(Entries taken from a collection)
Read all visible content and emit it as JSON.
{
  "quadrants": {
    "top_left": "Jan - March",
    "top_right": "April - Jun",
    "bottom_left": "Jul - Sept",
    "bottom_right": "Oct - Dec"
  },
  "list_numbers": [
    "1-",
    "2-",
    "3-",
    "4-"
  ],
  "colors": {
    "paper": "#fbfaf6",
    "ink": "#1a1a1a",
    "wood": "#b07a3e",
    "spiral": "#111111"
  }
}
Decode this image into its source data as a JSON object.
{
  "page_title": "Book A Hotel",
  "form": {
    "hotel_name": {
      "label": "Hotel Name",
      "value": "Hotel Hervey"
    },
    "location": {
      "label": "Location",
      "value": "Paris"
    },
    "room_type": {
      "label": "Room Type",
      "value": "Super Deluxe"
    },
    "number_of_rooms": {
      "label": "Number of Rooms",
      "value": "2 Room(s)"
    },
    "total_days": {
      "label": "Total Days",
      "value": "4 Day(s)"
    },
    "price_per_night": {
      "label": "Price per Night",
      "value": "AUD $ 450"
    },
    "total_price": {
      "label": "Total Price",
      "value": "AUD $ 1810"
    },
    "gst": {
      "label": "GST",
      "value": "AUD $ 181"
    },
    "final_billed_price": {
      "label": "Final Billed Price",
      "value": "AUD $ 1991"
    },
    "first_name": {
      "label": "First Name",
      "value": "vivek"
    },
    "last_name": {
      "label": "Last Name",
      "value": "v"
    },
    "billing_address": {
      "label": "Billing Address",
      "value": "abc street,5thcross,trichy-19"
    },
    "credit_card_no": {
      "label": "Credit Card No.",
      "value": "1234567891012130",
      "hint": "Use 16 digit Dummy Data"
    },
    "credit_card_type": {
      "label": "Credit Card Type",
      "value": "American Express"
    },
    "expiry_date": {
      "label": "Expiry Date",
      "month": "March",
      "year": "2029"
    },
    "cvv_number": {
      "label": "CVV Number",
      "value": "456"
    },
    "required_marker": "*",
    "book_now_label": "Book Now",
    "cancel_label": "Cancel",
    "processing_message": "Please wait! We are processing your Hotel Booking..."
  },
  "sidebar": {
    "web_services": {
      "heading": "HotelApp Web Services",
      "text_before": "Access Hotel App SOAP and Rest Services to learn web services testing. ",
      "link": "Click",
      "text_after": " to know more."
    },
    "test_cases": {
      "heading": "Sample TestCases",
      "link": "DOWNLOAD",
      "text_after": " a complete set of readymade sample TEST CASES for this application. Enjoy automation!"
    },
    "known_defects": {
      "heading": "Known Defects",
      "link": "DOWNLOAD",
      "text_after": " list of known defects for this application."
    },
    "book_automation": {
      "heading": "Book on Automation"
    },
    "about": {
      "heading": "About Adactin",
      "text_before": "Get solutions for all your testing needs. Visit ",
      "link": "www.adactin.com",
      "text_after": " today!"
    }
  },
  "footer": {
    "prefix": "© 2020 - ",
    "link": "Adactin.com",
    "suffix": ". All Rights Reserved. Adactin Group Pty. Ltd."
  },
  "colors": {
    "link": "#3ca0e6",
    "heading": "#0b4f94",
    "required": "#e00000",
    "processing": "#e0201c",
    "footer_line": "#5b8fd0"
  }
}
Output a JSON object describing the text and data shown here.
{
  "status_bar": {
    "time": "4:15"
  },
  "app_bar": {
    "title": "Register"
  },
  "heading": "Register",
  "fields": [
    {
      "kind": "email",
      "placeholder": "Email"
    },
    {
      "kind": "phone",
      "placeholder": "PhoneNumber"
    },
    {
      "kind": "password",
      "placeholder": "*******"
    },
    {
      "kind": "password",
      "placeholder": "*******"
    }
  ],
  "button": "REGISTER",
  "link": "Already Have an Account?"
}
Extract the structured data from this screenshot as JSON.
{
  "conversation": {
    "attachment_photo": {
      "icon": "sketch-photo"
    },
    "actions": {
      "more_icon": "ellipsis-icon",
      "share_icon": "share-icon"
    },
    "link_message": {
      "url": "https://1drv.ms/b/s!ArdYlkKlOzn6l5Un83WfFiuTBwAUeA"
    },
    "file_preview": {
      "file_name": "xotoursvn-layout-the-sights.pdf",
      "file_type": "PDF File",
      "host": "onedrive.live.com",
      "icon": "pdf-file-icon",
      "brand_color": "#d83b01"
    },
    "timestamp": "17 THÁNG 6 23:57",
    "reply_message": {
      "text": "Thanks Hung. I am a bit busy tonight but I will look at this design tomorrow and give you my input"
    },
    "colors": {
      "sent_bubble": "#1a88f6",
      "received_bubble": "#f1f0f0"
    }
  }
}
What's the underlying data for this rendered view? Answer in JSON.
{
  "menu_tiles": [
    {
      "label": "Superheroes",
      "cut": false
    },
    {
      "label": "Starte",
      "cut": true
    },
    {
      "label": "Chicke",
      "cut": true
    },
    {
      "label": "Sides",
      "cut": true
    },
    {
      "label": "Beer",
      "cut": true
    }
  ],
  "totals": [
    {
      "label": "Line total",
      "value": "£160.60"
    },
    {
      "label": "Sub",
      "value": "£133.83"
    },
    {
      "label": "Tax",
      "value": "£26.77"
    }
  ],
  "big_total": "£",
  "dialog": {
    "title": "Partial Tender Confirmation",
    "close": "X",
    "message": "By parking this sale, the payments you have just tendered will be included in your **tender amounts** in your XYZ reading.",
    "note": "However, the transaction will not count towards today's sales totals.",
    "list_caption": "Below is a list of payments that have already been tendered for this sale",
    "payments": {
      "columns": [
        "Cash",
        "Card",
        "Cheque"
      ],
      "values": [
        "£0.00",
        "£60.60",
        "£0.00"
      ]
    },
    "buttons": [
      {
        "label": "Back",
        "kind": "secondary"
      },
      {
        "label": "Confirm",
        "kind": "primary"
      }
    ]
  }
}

### GIVEN INSTRUCTION
Give exactly the lines from the one with "What's the underlying" to the end of the entries, nothing before them.

### FINISHED EXERCISE
What's the underlying data for this rendered view? Answer in JSON.
{
  "menu_tiles": [
    {
      "label": "Superheroes",
      "cut": false
    },
    {
      "label": "Starte",
      "cut": true
    },
    {
      "label": "Chicke",
      "cut": true
    },
    {
      "label": "Sides",
      "cut": true
    },
    {
      "label": "Beer",
      "cut": true
    }
  ],
  "totals": [
    {
      "label": "Line total",
      "value": "£160.60"
    },
    {
      "label": "Sub",
      "value": "£133.83"
    },
    {
      "label": "Tax",
      "value": "£26.77"
    }
  ],
  "big_total": "£",
  "dialog": {
    "title": "Partial Tender Confirmation",
    "close": "X",
    "message": "By parking this sale, the payments you have just tendered will be included in your **tender amounts** in your XYZ reading.",
    "note": "However, the transaction will not count towards today's sales totals.",
    "list_caption": "Below is a list of payments that have already been tendered for this sale",
    "payments": {
      "columns": [
        "Cash",
        "Card",
        "Cheque"
      ],
      "values": [
        "£0.00",
        "£60.60",
        "£0.00"
      ]
    },
    "buttons": [
      {
        "label": "Back",
        "kind": "secondary"
      },
      {
        "label": "Confirm",
        "kind": "primary"
      }
    ]
  }
}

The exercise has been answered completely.